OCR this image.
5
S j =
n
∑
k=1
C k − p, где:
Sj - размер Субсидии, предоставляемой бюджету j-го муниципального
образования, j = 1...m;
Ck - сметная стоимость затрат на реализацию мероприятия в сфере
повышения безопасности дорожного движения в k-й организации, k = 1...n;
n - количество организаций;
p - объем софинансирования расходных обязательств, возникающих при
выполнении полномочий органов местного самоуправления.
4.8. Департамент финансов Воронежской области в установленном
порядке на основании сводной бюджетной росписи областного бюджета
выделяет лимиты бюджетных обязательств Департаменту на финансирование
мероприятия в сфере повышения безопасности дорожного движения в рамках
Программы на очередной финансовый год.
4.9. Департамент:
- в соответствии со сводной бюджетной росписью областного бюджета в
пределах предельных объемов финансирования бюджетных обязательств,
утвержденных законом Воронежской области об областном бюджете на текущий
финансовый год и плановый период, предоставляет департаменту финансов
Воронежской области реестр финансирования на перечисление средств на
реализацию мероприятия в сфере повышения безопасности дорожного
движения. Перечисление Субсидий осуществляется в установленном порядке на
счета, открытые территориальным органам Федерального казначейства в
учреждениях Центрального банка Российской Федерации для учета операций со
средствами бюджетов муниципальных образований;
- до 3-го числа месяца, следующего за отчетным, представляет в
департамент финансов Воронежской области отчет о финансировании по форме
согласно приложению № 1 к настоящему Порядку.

--

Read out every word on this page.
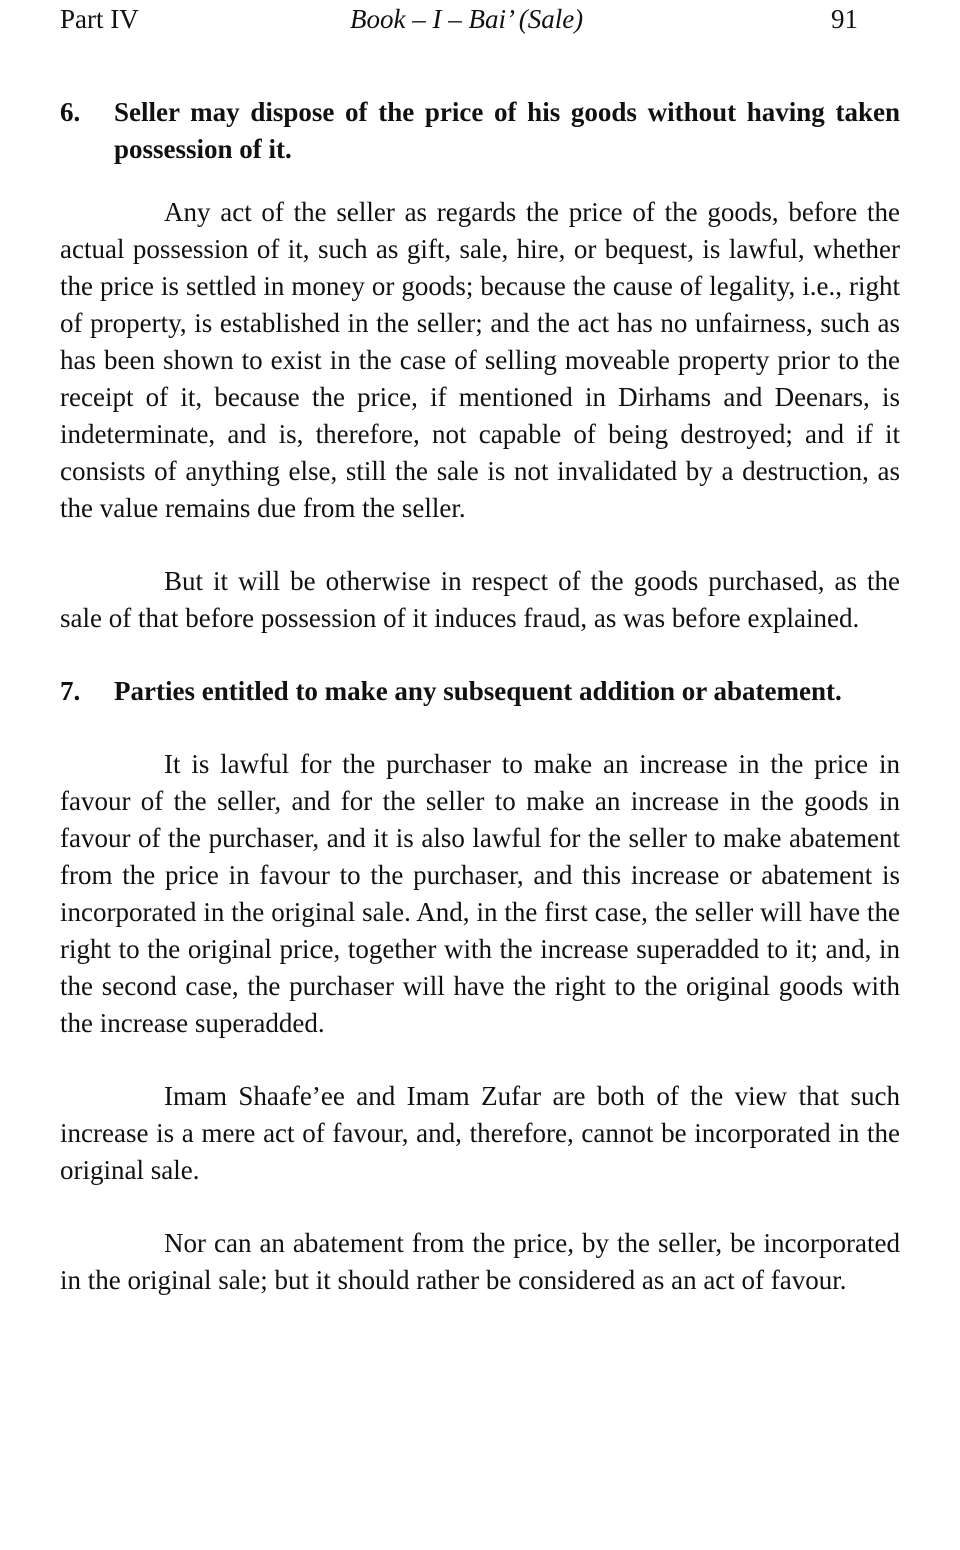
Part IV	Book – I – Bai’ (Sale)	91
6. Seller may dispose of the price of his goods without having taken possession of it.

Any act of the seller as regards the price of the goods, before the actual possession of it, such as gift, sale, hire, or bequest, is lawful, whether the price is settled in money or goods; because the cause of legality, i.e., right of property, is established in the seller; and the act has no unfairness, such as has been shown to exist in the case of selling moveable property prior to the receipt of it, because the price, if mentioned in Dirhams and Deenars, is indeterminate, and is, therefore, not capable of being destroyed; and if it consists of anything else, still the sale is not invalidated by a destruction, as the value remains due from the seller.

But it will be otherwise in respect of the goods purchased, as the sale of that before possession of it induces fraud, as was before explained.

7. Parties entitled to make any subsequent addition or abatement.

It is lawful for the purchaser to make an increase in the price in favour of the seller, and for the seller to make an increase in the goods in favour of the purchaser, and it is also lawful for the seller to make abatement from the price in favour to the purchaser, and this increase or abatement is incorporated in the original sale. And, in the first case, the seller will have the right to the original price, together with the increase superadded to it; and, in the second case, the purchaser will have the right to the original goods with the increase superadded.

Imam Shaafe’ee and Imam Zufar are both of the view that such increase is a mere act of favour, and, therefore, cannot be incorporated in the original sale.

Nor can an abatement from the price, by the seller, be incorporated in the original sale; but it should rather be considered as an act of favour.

EXERCISE PROMPT>
Filter out every line that lacks the word "мероприятия", and copy the rest.

CORRECT RESPONSE>
Ck - сметная стоимость затрат на реализацию мероприятия в сфере
мероприятия в сфере повышения безопасности дорожного движения в рамках
реализацию мероприятия в сфере повышения безопасности дорожного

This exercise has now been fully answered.